All records should be reproduced verbatim.

---------------

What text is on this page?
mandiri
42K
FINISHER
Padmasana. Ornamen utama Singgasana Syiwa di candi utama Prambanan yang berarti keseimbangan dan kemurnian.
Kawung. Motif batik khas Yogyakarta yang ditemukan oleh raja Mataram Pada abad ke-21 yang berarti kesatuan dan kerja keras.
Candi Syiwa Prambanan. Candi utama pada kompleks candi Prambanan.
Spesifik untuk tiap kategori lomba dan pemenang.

---------------

# Reply to the exercise
What text is on this page?
mandiri
42K
FINISHER
Padmasana. Ornamen utama Singgasana Syiwa di candi utama Prambanan yang berarti keseimbangan dan kemurnian.
Kawung. Motif batik khas Yogyakarta yang ditemukan oleh raja Mataram Pada abad ke-21 yang berarti kesatuan dan kerja keras.
Candi Syiwa Prambanan. Candi utama pada kompleks candi Prambanan.
Spesifik untuk tiap kategori lomba dan pemenang.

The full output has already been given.